> [Exercise inputs]:
══════════════════════════════
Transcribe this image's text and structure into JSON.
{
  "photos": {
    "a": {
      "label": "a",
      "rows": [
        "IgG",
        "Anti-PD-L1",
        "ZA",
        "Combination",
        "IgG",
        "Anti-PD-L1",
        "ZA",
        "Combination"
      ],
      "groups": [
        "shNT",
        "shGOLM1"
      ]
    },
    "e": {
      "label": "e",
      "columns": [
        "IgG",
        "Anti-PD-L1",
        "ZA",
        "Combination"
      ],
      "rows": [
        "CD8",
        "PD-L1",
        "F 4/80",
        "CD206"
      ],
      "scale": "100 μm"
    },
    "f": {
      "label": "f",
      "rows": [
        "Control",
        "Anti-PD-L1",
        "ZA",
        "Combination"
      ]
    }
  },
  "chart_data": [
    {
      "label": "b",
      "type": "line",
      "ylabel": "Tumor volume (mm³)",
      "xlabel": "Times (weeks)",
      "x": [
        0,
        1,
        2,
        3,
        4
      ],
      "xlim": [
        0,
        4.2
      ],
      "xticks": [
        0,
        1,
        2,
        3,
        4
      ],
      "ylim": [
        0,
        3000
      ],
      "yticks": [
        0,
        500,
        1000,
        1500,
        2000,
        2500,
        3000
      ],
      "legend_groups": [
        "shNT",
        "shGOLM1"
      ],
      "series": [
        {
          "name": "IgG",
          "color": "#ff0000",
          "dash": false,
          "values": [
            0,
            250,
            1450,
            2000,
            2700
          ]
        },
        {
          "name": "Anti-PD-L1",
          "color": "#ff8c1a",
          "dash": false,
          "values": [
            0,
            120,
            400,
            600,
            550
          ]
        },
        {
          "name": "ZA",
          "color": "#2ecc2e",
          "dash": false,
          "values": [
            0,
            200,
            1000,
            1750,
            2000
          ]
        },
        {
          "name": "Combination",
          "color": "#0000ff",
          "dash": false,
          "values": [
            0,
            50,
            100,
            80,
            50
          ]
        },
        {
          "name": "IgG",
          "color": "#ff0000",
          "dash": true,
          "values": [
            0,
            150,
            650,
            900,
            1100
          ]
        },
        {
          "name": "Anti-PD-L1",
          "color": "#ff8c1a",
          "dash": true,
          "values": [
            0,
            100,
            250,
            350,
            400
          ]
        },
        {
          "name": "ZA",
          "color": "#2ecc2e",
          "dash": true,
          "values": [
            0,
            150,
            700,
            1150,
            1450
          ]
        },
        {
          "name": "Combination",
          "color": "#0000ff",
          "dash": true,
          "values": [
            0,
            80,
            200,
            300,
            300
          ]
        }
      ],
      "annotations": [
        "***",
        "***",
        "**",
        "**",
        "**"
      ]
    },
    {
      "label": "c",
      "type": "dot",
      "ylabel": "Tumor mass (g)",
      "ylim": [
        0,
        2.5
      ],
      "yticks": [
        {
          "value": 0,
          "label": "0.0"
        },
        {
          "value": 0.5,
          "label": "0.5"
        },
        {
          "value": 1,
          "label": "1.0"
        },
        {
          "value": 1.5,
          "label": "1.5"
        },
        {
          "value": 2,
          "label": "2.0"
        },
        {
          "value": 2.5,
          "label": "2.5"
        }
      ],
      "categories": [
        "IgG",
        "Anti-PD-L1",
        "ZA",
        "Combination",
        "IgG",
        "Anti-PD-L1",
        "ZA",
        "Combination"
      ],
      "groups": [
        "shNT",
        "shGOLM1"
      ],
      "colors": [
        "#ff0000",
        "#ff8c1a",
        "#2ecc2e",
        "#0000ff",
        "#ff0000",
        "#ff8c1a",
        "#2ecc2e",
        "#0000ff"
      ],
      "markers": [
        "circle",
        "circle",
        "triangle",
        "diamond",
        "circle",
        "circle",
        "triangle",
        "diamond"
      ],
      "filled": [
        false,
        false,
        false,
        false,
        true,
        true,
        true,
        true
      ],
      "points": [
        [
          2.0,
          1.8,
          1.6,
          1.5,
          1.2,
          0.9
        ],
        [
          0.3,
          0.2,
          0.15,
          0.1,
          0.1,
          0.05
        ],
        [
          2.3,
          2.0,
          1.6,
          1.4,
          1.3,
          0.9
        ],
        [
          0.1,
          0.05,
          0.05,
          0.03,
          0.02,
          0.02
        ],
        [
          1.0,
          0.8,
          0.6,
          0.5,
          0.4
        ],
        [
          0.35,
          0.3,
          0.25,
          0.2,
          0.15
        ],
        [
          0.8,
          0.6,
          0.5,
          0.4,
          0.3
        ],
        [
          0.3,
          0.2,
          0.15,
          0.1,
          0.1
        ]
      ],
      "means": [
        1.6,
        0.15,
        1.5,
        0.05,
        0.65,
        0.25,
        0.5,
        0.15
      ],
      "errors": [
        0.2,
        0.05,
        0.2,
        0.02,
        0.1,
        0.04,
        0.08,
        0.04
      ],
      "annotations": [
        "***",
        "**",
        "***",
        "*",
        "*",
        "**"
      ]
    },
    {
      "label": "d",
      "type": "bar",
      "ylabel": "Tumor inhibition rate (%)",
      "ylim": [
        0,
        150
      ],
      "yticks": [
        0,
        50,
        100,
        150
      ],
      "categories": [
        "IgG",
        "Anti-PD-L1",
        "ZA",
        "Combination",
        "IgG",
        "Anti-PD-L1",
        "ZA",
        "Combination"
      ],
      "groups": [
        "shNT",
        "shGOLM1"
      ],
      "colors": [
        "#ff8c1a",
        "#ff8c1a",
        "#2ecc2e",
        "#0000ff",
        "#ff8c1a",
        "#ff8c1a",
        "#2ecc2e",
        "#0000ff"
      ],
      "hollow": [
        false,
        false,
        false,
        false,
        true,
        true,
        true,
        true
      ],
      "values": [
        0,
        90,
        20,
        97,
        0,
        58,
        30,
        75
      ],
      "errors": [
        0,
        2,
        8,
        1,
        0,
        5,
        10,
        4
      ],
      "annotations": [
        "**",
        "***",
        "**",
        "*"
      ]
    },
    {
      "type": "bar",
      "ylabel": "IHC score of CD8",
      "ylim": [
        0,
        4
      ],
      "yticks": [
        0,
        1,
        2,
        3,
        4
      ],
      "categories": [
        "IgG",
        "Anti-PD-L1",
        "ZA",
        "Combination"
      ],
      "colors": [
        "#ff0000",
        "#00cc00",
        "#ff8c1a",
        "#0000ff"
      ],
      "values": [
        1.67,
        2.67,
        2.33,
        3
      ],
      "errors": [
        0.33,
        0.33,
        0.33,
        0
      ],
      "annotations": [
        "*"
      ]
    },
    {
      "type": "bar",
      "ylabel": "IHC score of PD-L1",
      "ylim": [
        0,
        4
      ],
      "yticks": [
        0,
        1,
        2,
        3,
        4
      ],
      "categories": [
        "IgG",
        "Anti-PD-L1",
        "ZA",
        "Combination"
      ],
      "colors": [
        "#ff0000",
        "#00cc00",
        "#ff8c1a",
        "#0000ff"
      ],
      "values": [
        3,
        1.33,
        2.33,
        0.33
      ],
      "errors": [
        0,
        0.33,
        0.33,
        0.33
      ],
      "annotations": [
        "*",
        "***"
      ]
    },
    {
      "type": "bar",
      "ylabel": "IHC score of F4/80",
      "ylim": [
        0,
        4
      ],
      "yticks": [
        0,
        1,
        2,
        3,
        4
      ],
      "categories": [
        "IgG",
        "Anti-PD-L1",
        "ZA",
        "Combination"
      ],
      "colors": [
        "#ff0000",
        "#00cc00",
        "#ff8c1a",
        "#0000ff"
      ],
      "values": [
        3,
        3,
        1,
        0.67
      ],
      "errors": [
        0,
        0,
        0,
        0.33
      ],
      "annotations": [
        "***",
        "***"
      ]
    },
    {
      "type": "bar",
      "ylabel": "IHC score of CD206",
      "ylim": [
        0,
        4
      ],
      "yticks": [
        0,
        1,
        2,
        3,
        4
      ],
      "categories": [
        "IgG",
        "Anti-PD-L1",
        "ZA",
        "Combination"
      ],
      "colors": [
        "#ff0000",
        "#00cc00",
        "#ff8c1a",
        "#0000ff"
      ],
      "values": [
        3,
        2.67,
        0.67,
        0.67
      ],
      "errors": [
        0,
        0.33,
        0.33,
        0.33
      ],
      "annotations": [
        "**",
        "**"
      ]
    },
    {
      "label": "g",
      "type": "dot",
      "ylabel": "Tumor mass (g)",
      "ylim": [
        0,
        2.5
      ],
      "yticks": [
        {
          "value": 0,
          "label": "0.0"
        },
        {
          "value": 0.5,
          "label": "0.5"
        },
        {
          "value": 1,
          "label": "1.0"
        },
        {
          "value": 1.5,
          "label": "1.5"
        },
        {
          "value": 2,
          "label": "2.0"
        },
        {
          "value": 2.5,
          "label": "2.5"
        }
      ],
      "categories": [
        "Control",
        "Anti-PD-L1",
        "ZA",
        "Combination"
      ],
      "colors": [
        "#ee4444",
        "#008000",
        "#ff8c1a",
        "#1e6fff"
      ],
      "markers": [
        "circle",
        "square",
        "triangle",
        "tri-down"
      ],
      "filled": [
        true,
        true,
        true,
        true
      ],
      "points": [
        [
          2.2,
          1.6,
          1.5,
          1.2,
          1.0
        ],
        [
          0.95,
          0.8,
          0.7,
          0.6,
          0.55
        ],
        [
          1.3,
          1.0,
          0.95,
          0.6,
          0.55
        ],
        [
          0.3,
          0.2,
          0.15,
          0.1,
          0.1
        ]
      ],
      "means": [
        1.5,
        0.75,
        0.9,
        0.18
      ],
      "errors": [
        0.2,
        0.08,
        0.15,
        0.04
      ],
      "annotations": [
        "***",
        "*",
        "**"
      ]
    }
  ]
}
══════════════════════════════
If a line of the entries holds the word "Tumor", copy it out.

      "ylabel": "Tumor volume (mm³)",
      "ylabel": "Tumor mass (g)",
      "ylabel": "Tumor inhibition rate (%)",
      "ylabel": "Tumor mass (g)",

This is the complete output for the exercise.